<<<<

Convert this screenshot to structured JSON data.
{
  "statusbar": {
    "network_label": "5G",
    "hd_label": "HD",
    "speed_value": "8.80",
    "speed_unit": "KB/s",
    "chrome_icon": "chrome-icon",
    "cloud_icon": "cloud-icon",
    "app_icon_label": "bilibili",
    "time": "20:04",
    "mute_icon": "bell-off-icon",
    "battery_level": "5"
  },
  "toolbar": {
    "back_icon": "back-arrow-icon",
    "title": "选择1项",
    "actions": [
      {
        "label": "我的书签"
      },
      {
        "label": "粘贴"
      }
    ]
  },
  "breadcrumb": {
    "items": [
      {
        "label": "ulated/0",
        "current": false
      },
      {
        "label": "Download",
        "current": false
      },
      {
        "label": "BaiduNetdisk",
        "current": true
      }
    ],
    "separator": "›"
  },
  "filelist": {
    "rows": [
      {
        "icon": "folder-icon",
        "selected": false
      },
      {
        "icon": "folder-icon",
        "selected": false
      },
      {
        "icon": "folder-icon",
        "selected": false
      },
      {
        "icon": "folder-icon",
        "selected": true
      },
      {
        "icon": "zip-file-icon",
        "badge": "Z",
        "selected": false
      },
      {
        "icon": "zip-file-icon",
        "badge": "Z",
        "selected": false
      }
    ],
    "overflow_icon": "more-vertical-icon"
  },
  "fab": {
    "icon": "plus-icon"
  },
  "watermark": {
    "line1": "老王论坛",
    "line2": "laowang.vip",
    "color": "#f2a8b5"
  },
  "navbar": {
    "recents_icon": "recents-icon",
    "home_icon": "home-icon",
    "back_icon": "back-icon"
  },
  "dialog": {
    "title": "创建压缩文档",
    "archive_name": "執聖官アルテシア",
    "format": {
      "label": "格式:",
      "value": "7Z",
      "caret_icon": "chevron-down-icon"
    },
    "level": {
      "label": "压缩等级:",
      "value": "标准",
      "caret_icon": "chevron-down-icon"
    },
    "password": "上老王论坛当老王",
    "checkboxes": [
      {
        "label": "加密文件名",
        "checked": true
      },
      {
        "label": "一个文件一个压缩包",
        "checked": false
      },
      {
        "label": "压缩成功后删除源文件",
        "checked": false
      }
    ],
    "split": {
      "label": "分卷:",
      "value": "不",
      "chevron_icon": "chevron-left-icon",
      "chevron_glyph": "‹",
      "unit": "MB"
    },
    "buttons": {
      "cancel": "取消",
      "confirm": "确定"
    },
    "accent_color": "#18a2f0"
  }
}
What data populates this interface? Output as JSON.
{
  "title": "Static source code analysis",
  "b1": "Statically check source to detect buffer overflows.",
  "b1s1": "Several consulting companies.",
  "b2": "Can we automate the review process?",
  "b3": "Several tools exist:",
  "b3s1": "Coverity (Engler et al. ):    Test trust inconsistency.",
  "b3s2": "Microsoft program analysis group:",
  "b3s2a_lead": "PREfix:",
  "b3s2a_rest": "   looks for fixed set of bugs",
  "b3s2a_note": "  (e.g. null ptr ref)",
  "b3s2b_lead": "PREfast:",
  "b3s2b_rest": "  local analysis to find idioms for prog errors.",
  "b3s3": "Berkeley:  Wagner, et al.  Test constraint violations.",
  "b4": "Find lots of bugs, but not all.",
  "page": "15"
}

>>>>

▶ _GOAL OF THE EXERCISE_:
Type out the full listing again, exactly as given.

▶ _EXERCISE RESULT_:
Convert this screenshot to structured JSON data.
{
  "statusbar": {
    "network_label": "5G",
    "hd_label": "HD",
    "speed_value": "8.80",
    "speed_unit": "KB/s",
    "chrome_icon": "chrome-icon",
    "cloud_icon": "cloud-icon",
    "app_icon_label": "bilibili",
    "time": "20:04",
    "mute_icon": "bell-off-icon",
    "battery_level": "5"
  },
  "toolbar": {
    "back_icon": "back-arrow-icon",
    "title": "选择1项",
    "actions": [
      {
        "label": "我的书签"
      },
      {
        "label": "粘贴"
      }
    ]
  },
  "breadcrumb": {
    "items": [
      {
        "label": "ulated/0",
        "current": false
      },
      {
        "label": "Download",
        "current": false
      },
      {
        "label": "BaiduNetdisk",
        "current": true
      }
    ],
    "separator": "›"
  },
  "filelist": {
    "rows": [
      {
        "icon": "folder-icon",
        "selected": false
      },
      {
        "icon": "folder-icon",
        "selected": false
      },
      {
        "icon": "folder-icon",
        "selected": false
      },
      {
        "icon": "folder-icon",
        "selected": true
      },
      {
        "icon": "zip-file-icon",
        "badge": "Z",
        "selected": false
      },
      {
        "icon": "zip-file-icon",
        "badge": "Z",
        "selected": false
      }
    ],
    "overflow_icon": "more-vertical-icon"
  },
  "fab": {
    "icon": "plus-icon"
  },
  "watermark": {
    "line1": "老王论坛",
    "line2": "laowang.vip",
    "color": "#f2a8b5"
  },
  "navbar": {
    "recents_icon": "recents-icon",
    "home_icon": "home-icon",
    "back_icon": "back-icon"
  },
  "dialog": {
    "title": "创建压缩文档",
    "archive_name": "執聖官アルテシア",
    "format": {
      "label": "格式:",
      "value": "7Z",
      "caret_icon": "chevron-down-icon"
    },
    "level": {
      "label": "压缩等级:",
      "value": "标准",
      "caret_icon": "chevron-down-icon"
    },
    "password": "上老王论坛当老王",
    "checkboxes": [
      {
        "label": "加密文件名",
        "checked": true
      },
      {
        "label": "一个文件一个压缩包",
        "checked": false
      },
      {
        "label": "压缩成功后删除源文件",
        "checked": false
      }
    ],
    "split": {
      "label": "分卷:",
      "value": "不",
      "chevron_icon": "chevron-left-icon",
      "chevron_glyph": "‹",
      "unit": "MB"
    },
    "buttons": {
      "cancel": "取消",
      "confirm": "确定"
    },
    "accent_color": "#18a2f0"
  }
}
What data populates this interface? Output as JSON.
{
  "title": "Static source code analysis",
  "b1": "Statically check source to detect buffer overflows.",
  "b1s1": "Several consulting companies.",
  "b2": "Can we automate the review process?",
  "b3": "Several tools exist:",
  "b3s1": "Coverity (Engler et al. ):    Test trust inconsistency.",
  "b3s2": "Microsoft program analysis group:",
  "b3s2a_lead": "PREfix:",
  "b3s2a_rest": "   looks for fixed set of bugs",
  "b3s2a_note": "  (e.g. null ptr ref)",
  "b3s2b_lead": "PREfast:",
  "b3s2b_rest": "  local analysis to find idioms for prog errors.",
  "b3s3": "Berkeley:  Wagner, et al.  Test constraint violations.",
  "b4": "Find lots of bugs, but not all.",
  "page": "15"
}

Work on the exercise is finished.